> [Provided data]
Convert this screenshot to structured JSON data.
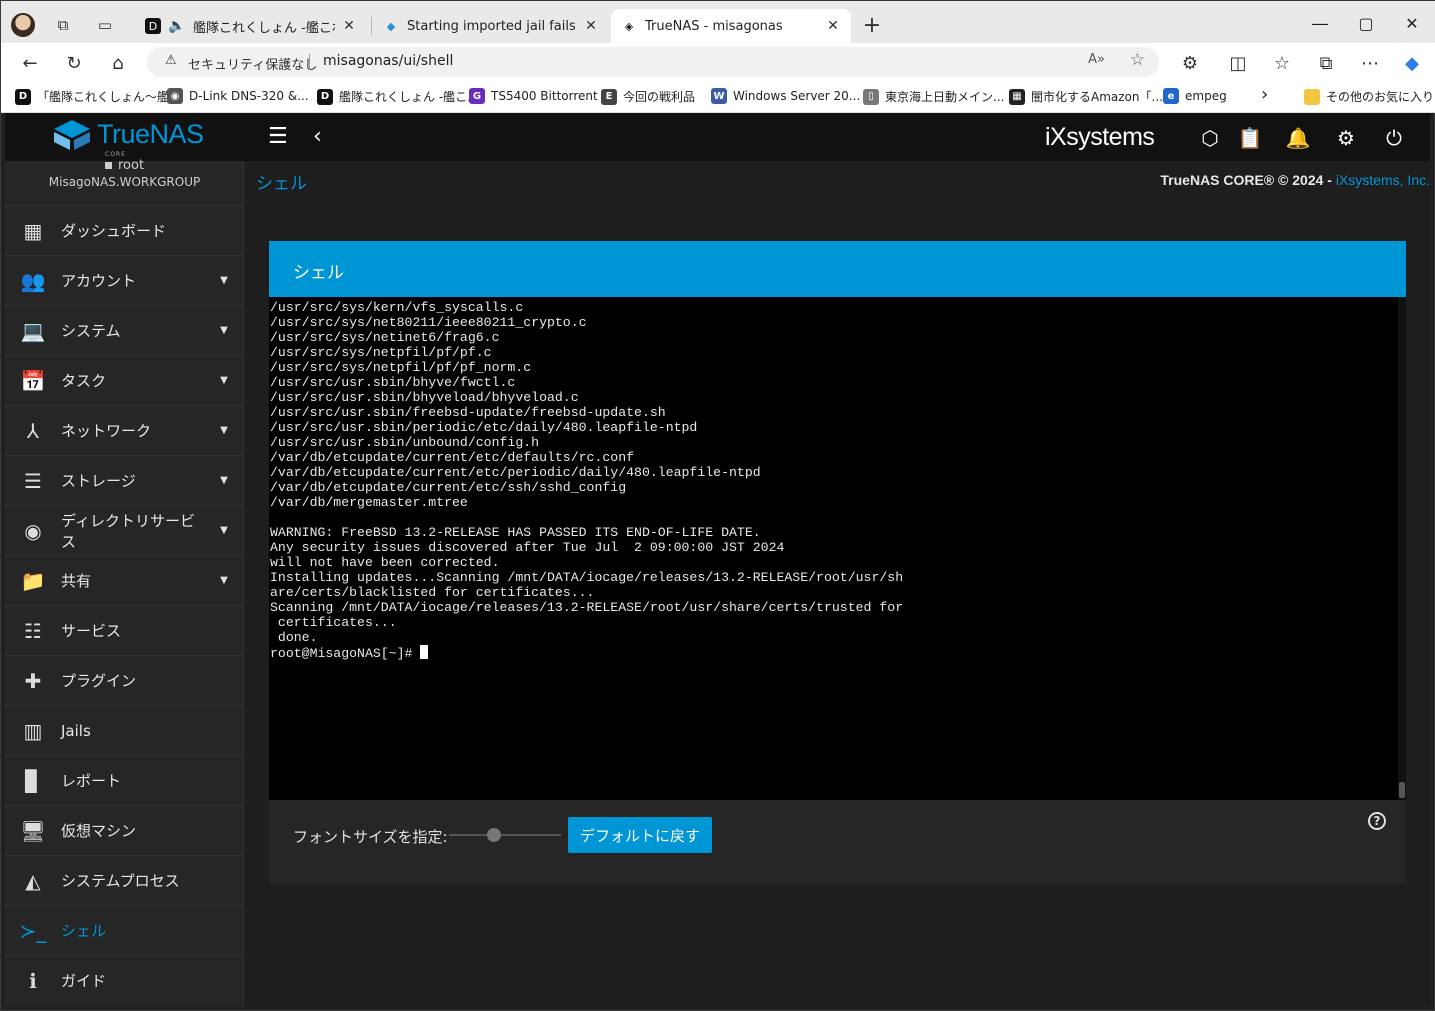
{
  "browser": {
    "tabs": [
      {
        "title": "艦隊これくしょん -艦これ- - オン",
        "favicon": "D",
        "audio": true
      },
      {
        "title": "Starting imported jail fails becaus",
        "favicon": "◆"
      },
      {
        "title": "TrueNAS - misagonas",
        "favicon": "◈",
        "active": true
      }
    ],
    "new_tab": "+",
    "address": {
      "security": "セキュリティ保護なし",
      "url": "misagonas/ui/shell",
      "read_aloud": "A»"
    },
    "bookmarks": [
      {
        "label": "「艦隊これくしょん～艦...",
        "icon": "D",
        "color": "#111"
      },
      {
        "label": "D-Link DNS-320 &...",
        "icon": "◉",
        "color": "#555"
      },
      {
        "label": "艦隊これくしょん -艦こ...",
        "icon": "D",
        "color": "#111"
      },
      {
        "label": "TS5400 Bittorrent",
        "icon": "G",
        "color": "#6a2bbf"
      },
      {
        "label": "今回の戦利品",
        "icon": "E",
        "color": "#444"
      },
      {
        "label": "Windows Server 20...",
        "icon": "W",
        "color": "#3c5aa6"
      },
      {
        "label": "東京海上日動メイン...",
        "icon": "▯",
        "color": "#777"
      },
      {
        "label": "闇市化するAmazon「...",
        "icon": "▦",
        "color": "#222"
      },
      {
        "label": "empeg",
        "icon": "e",
        "color": "#2266cc"
      }
    ],
    "bookmarks_more": "›",
    "other_bookmarks": "その他のお気に入り"
  },
  "app": {
    "logo_text": "TrueNAS",
    "logo_sub": "CORE",
    "vendor_logo": "iXsystems",
    "user": {
      "name": "root",
      "host": "MisagoNAS.WORKGROUP"
    },
    "menu": [
      {
        "label": "ダッシュボード",
        "icon": "▦",
        "caret": false
      },
      {
        "label": "アカウント",
        "icon": "👥",
        "caret": true
      },
      {
        "label": "システム",
        "icon": "💻",
        "caret": true
      },
      {
        "label": "タスク",
        "icon": "📅",
        "caret": true
      },
      {
        "label": "ネットワーク",
        "icon": "⅄",
        "caret": true
      },
      {
        "label": "ストレージ",
        "icon": "☰",
        "caret": true
      },
      {
        "label": "ディレクトリサービス",
        "icon": "◉",
        "caret": true
      },
      {
        "label": "共有",
        "icon": "📁",
        "caret": true
      },
      {
        "label": "サービス",
        "icon": "☷",
        "caret": false
      },
      {
        "label": "プラグイン",
        "icon": "✚",
        "caret": false
      },
      {
        "label": "Jails",
        "icon": "▥",
        "caret": false
      },
      {
        "label": "レポート",
        "icon": "▊",
        "caret": false
      },
      {
        "label": "仮想マシン",
        "icon": "🖥",
        "caret": false
      },
      {
        "label": "システムプロセス",
        "icon": "◭",
        "caret": false
      },
      {
        "label": "シェル",
        "icon": "≻_",
        "caret": false,
        "active": true
      },
      {
        "label": "ガイド",
        "icon": "ℹ",
        "caret": false
      }
    ],
    "breadcrumb": "シェル",
    "copyright": "TrueNAS CORE® © 2024 - ",
    "copyright_link": "iXsystems, Inc.",
    "card_title": "シェル",
    "terminal_lines": [
      "/usr/src/sys/kern/vfs_syscalls.c",
      "/usr/src/sys/net80211/ieee80211_crypto.c",
      "/usr/src/sys/netinet6/frag6.c",
      "/usr/src/sys/netpfil/pf/pf.c",
      "/usr/src/sys/netpfil/pf/pf_norm.c",
      "/usr/src/usr.sbin/bhyve/fwctl.c",
      "/usr/src/usr.sbin/bhyveload/bhyveload.c",
      "/usr/src/usr.sbin/freebsd-update/freebsd-update.sh",
      "/usr/src/usr.sbin/periodic/etc/daily/480.leapfile-ntpd",
      "/usr/src/usr.sbin/unbound/config.h",
      "/var/db/etcupdate/current/etc/defaults/rc.conf",
      "/var/db/etcupdate/current/etc/periodic/daily/480.leapfile-ntpd",
      "/var/db/etcupdate/current/etc/ssh/sshd_config",
      "/var/db/mergemaster.mtree",
      "",
      "WARNING: FreeBSD 13.2-RELEASE HAS PASSED ITS END-OF-LIFE DATE.",
      "Any security issues discovered after Tue Jul  2 09:00:00 JST 2024",
      "will not have been corrected.",
      "Installing updates...Scanning /mnt/DATA/iocage/releases/13.2-RELEASE/root/usr/sh",
      "are/certs/blacklisted for certificates...",
      "Scanning /mnt/DATA/iocage/releases/13.2-RELEASE/root/usr/share/certs/trusted for",
      " certificates...",
      " done."
    ],
    "prompt": "root@MisagoNAS[~]# ",
    "font_size_label": "フォントサイズを指定:",
    "font_size_level": 0.4,
    "reset_button": "デフォルトに戻す"
  }
}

> [What is being asked] Gather each line that holds "certs".

> [Solution]
      "are/certs/blacklisted for certificates...",
      "Scanning /mnt/DATA/iocage/releases/13.2-RELEASE/root/usr/share/certs/trusted for",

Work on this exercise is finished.